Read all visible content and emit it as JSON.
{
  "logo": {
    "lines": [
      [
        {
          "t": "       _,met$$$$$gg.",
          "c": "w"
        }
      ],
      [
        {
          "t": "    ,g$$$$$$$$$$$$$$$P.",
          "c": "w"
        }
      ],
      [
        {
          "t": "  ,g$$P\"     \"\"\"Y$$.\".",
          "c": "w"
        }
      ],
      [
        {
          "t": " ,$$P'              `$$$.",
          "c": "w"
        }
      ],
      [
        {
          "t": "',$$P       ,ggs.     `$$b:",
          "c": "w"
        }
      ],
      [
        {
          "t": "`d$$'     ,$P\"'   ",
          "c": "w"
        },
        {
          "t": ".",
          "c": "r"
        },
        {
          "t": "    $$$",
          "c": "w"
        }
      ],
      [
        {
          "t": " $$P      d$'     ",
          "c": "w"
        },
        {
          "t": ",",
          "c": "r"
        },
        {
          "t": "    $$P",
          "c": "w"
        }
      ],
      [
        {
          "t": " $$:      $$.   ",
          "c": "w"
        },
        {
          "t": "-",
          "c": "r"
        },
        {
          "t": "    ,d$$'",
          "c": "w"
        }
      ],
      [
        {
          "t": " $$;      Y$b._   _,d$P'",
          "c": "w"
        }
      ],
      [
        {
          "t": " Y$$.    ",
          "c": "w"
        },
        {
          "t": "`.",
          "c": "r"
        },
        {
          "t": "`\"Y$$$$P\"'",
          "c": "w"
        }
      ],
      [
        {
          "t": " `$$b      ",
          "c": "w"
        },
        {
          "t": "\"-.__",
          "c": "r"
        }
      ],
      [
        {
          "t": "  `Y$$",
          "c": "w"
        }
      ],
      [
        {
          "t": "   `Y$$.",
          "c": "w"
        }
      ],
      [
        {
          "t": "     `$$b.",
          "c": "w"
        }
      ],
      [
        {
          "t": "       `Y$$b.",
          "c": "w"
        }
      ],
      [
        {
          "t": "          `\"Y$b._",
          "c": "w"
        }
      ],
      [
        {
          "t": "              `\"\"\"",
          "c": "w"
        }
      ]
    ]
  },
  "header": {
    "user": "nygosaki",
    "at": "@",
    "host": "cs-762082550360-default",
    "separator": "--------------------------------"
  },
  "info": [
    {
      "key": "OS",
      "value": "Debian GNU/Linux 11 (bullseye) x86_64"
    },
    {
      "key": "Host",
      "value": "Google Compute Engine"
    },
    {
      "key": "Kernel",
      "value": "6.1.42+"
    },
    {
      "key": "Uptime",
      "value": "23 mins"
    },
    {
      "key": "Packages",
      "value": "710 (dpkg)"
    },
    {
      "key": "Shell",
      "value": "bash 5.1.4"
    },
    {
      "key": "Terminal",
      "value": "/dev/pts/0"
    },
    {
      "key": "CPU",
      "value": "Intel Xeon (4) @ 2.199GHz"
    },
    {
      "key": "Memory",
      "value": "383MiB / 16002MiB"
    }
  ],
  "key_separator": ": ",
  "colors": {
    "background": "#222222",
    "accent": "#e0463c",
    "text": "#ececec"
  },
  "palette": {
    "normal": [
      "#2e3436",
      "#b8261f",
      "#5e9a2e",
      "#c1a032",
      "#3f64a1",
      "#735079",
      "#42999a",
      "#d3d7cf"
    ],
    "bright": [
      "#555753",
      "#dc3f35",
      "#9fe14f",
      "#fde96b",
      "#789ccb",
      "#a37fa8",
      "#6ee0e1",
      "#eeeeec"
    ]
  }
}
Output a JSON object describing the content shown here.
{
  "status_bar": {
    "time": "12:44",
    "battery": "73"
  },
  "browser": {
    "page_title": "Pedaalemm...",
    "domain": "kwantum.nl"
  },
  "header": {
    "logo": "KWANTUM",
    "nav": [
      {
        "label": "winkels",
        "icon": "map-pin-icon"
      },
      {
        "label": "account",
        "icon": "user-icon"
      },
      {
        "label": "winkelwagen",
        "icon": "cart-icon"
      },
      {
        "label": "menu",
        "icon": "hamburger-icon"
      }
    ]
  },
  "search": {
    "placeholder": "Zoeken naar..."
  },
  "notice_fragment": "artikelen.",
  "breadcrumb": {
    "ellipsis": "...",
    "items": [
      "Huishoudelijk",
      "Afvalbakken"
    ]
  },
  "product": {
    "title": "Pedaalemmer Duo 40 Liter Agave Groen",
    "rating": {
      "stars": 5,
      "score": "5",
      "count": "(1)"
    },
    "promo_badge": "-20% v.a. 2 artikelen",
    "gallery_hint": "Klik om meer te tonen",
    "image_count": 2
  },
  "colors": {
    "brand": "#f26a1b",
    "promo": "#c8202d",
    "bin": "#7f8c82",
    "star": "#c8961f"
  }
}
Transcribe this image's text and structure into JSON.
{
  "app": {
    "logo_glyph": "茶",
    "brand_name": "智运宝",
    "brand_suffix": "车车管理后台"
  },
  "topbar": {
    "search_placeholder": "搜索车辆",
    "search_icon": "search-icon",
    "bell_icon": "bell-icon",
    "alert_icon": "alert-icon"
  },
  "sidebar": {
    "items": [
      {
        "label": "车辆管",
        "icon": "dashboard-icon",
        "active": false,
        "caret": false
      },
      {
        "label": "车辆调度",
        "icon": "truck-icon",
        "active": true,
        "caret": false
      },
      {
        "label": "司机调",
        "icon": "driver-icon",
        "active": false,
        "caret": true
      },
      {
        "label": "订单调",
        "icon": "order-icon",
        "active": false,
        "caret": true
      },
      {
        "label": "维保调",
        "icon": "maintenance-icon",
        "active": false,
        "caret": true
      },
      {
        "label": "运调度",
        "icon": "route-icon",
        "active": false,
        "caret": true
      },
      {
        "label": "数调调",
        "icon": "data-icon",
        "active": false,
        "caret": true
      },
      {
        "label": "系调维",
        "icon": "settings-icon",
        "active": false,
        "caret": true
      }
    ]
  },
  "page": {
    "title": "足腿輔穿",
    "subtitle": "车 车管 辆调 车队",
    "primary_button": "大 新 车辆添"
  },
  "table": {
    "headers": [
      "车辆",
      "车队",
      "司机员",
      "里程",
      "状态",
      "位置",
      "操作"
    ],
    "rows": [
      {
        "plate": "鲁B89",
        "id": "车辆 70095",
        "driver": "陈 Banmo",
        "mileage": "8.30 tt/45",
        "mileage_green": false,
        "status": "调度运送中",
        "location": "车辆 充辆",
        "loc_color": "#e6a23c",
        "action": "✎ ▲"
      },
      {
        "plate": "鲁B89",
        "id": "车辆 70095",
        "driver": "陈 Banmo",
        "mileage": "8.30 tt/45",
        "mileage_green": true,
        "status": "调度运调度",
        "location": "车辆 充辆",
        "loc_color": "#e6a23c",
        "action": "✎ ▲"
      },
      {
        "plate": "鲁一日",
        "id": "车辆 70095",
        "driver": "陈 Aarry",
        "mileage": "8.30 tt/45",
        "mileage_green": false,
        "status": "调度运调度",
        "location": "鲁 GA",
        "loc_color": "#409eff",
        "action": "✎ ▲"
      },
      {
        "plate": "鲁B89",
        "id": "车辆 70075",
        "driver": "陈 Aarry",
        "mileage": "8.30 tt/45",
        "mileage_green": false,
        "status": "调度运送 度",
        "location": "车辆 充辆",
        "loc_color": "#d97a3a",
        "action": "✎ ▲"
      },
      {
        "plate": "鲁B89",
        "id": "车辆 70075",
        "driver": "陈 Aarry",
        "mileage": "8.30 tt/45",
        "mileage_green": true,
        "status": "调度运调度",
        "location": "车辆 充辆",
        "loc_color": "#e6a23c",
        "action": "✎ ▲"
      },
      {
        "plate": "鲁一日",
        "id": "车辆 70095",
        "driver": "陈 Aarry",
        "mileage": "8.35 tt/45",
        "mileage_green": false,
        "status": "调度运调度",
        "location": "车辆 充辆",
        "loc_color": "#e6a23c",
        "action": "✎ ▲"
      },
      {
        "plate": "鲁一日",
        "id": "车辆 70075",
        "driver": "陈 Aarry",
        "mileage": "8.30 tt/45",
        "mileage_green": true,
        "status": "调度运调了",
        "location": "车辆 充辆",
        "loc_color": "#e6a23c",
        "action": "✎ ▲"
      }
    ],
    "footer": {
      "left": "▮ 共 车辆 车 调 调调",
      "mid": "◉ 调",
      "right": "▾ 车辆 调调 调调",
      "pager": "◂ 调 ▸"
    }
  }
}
● ● ● ●
Where a line holds the string "content", copy that line.

■ Task output
Read all visible content and emit it as JSON.
Output a JSON object describing the content shown here.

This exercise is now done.